---------- Provided data
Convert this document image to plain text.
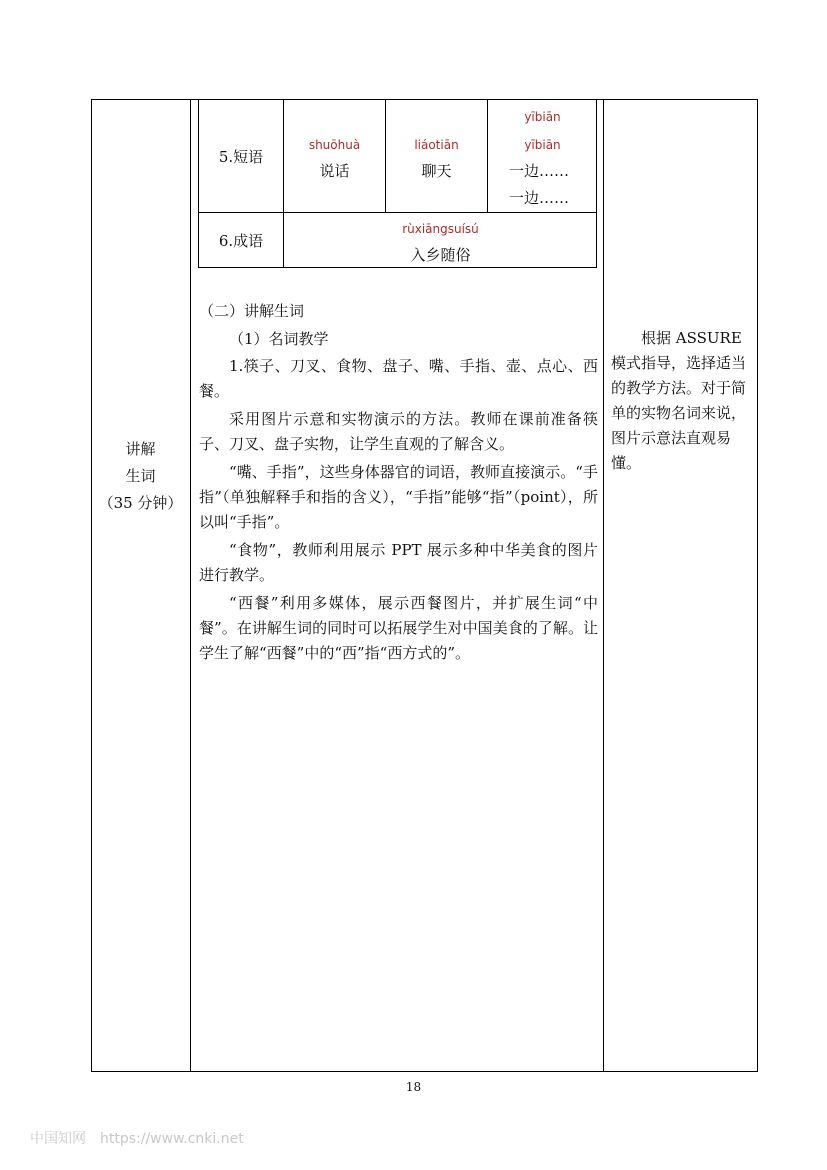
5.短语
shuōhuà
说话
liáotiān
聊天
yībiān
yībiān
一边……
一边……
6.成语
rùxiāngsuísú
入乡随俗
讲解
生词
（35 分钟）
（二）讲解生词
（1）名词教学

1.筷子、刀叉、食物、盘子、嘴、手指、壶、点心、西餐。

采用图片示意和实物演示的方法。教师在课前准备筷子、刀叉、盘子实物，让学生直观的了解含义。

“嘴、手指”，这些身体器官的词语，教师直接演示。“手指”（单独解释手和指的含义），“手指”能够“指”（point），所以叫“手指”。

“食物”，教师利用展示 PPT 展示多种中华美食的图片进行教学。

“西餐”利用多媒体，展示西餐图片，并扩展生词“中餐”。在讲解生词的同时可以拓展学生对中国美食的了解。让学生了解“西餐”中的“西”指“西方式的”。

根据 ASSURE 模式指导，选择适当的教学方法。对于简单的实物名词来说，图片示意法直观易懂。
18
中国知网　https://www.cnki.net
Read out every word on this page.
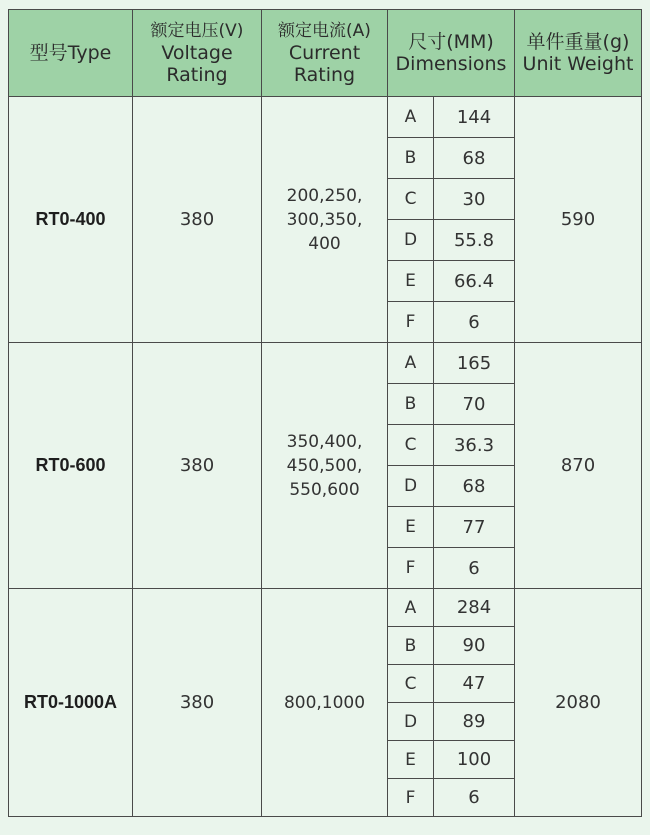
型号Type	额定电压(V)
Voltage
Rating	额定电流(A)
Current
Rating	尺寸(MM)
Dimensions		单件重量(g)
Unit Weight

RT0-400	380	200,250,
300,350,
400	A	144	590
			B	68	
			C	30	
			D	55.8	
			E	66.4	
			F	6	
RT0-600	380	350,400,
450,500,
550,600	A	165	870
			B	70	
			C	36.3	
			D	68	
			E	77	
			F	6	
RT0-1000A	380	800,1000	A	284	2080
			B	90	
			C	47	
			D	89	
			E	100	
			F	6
--------------------
---------- Provided data
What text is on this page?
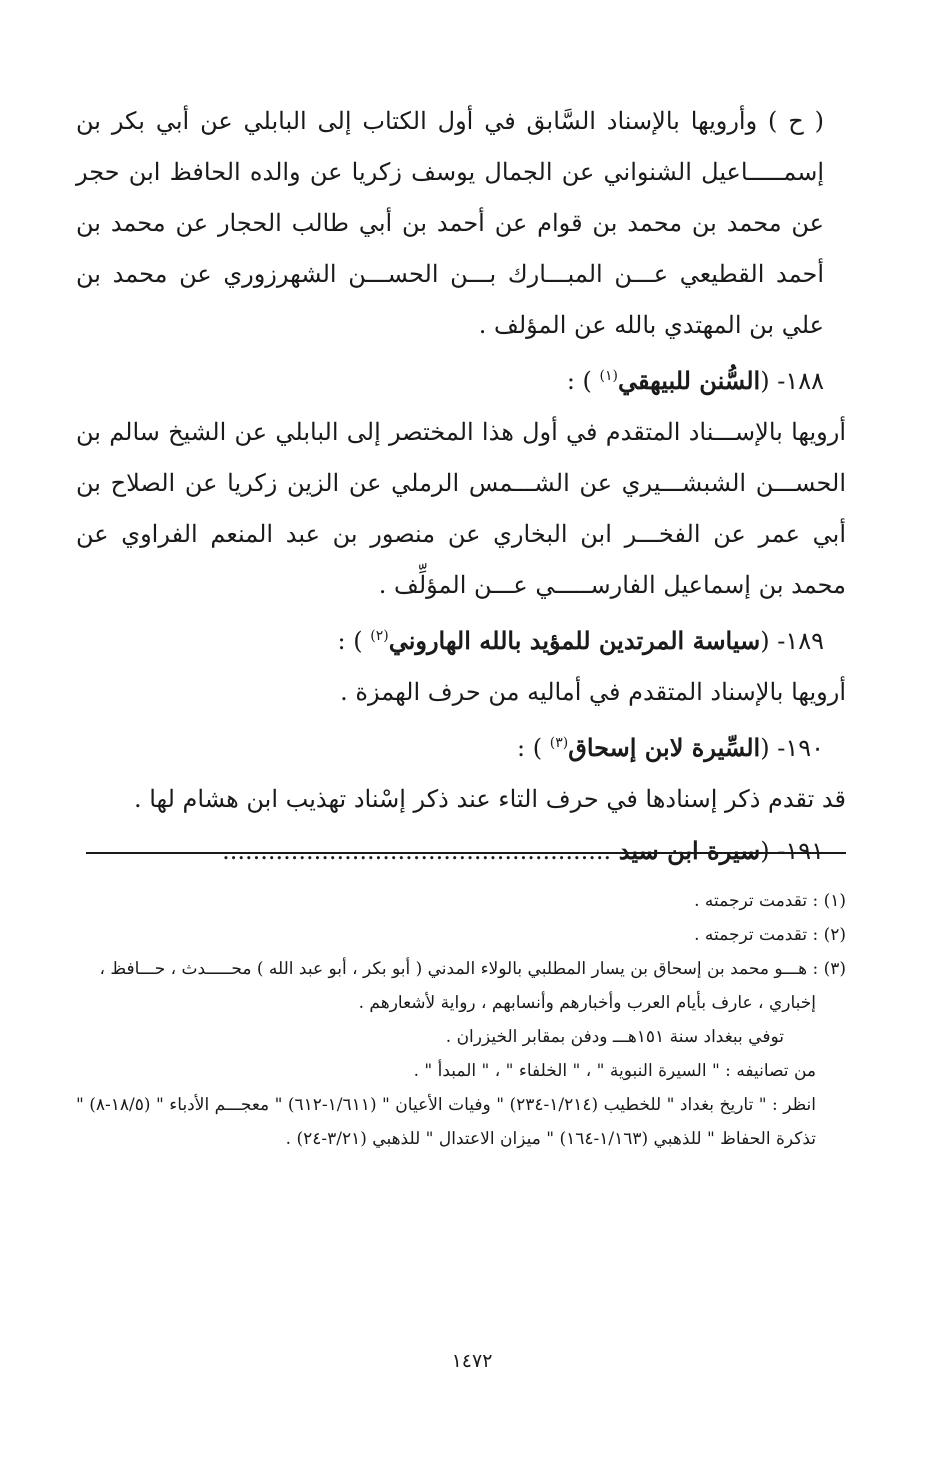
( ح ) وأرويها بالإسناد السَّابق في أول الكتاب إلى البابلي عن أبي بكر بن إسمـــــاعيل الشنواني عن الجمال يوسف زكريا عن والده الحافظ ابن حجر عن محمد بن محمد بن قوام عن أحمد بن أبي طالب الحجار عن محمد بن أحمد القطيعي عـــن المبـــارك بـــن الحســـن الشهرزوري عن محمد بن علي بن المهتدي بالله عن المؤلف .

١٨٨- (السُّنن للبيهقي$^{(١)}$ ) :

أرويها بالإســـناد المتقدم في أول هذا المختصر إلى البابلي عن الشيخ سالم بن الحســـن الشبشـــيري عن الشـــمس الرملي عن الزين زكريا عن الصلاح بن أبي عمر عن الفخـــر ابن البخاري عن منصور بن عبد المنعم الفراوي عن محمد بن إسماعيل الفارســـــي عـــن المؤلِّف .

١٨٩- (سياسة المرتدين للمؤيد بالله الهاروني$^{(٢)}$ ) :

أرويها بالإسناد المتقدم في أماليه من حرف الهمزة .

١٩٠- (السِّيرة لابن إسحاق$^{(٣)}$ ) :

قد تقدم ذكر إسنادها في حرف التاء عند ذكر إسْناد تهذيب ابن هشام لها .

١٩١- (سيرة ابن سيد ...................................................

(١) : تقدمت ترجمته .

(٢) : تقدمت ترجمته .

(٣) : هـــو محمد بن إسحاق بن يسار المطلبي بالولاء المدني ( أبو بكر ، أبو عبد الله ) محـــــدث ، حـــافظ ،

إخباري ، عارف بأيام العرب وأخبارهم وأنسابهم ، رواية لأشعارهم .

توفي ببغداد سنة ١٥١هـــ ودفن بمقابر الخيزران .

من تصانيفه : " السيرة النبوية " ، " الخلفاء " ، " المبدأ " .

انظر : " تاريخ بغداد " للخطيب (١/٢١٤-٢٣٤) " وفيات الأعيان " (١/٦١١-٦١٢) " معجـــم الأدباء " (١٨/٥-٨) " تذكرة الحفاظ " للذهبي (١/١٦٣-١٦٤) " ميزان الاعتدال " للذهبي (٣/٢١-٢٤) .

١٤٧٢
--------------------
◆ **Work instructions**
Report the number of lines holding the string "عـــن", without any other words.

◆ **Solution to the exercise**
2